Do this:
How many of the lines that follow contain the word "pela"? Give only the number.

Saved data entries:

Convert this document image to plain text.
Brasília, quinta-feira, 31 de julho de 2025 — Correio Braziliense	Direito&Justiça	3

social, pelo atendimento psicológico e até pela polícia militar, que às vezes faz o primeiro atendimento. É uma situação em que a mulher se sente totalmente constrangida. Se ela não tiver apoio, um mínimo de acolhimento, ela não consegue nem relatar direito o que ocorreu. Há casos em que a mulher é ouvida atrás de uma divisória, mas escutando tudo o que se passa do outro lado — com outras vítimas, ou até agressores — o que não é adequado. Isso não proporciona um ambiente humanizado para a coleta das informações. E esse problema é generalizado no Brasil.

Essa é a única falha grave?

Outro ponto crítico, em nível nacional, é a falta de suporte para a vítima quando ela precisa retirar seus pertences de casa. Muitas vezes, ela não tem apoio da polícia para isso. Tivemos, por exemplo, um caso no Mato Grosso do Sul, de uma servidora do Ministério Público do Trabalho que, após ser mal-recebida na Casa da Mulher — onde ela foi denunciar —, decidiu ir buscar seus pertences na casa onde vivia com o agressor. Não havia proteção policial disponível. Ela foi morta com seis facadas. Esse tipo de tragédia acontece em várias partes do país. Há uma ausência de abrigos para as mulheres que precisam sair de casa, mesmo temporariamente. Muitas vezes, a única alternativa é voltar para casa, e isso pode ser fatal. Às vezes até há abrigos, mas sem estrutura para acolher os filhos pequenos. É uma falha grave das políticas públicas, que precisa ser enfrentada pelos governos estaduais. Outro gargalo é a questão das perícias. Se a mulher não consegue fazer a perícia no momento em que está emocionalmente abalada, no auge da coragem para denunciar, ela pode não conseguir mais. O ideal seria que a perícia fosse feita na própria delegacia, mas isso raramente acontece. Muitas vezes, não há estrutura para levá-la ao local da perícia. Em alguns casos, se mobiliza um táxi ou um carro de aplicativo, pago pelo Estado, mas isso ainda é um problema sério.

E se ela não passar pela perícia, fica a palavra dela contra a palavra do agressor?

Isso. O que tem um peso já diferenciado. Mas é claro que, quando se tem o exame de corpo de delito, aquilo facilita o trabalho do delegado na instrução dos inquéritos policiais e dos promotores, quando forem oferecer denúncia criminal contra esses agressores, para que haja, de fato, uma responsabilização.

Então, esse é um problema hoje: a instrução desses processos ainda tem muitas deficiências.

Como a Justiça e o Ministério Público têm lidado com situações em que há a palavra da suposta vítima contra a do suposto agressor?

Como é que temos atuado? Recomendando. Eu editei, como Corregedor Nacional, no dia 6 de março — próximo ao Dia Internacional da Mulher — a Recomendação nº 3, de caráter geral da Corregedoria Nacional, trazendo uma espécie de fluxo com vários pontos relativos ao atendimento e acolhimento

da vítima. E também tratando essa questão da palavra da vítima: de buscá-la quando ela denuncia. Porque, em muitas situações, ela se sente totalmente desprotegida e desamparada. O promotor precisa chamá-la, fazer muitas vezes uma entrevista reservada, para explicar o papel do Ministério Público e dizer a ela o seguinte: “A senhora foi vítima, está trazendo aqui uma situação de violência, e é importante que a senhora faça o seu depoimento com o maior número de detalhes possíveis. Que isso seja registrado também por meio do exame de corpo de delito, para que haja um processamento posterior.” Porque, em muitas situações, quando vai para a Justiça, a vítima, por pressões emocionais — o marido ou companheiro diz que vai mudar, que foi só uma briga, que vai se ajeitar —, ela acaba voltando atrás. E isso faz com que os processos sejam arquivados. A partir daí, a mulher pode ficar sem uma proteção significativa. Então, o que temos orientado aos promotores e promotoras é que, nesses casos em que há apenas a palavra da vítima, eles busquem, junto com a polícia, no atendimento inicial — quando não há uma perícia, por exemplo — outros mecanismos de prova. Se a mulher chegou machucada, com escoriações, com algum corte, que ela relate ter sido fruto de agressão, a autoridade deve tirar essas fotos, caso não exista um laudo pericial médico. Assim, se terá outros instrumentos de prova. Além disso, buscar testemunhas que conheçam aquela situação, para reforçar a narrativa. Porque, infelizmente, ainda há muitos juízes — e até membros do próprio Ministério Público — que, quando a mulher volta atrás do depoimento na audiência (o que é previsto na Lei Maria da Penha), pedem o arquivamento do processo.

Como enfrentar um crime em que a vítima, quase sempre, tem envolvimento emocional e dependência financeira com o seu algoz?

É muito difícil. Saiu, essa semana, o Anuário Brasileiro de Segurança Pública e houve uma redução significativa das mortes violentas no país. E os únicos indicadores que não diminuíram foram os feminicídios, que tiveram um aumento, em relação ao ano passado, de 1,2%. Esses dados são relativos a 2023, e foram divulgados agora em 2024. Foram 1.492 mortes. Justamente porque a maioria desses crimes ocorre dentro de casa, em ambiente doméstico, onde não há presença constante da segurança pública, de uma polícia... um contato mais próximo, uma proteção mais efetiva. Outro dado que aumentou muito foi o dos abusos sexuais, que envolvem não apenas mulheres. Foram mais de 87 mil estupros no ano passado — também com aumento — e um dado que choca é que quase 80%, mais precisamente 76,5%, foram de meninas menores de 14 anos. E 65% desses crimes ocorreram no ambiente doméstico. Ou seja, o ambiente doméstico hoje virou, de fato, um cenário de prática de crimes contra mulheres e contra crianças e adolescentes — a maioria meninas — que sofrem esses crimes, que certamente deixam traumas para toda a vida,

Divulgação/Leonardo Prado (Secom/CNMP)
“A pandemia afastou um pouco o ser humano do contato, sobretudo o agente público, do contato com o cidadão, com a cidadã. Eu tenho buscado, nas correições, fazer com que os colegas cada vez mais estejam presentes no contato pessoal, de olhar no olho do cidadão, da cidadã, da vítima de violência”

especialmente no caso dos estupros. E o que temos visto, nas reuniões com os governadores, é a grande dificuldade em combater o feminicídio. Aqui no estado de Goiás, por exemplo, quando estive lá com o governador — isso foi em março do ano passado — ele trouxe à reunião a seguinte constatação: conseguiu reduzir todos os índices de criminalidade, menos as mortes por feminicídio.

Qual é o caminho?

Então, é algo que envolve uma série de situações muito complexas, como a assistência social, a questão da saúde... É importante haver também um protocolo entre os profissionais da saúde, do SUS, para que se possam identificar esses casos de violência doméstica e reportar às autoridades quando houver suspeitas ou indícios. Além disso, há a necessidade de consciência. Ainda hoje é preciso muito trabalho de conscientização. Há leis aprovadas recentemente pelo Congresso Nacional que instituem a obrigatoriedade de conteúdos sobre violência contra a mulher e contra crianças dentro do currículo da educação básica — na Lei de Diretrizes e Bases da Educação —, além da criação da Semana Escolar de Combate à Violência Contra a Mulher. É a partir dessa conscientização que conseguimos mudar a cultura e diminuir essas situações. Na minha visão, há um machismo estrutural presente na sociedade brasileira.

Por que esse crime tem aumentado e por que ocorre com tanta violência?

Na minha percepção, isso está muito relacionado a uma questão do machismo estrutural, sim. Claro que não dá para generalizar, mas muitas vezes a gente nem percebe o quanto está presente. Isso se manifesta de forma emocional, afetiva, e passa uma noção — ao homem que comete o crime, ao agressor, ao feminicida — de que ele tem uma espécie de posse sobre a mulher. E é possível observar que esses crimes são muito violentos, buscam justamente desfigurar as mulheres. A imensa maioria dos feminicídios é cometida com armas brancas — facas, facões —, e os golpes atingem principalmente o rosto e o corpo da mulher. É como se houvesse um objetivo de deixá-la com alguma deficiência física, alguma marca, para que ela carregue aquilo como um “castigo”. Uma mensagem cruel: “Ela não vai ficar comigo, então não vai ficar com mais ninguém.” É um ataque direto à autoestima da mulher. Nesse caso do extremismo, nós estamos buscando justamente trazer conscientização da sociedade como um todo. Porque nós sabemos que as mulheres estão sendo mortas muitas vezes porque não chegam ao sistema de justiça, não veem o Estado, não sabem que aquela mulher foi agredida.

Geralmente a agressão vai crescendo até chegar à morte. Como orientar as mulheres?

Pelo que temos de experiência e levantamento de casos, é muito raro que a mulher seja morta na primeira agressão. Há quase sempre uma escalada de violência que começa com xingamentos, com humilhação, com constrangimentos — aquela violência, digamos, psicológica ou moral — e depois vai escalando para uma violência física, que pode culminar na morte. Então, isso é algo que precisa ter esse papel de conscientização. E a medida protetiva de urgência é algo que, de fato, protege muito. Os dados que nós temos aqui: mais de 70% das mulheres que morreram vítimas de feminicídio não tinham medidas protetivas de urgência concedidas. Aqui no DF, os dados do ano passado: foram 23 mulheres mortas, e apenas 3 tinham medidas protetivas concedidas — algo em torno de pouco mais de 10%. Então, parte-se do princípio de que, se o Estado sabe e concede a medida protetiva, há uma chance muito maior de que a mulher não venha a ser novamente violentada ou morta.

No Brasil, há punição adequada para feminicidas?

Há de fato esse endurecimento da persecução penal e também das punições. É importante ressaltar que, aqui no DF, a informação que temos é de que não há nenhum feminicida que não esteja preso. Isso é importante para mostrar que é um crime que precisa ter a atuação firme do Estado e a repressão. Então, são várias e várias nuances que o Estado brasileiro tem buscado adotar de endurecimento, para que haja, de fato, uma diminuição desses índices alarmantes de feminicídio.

Result:
2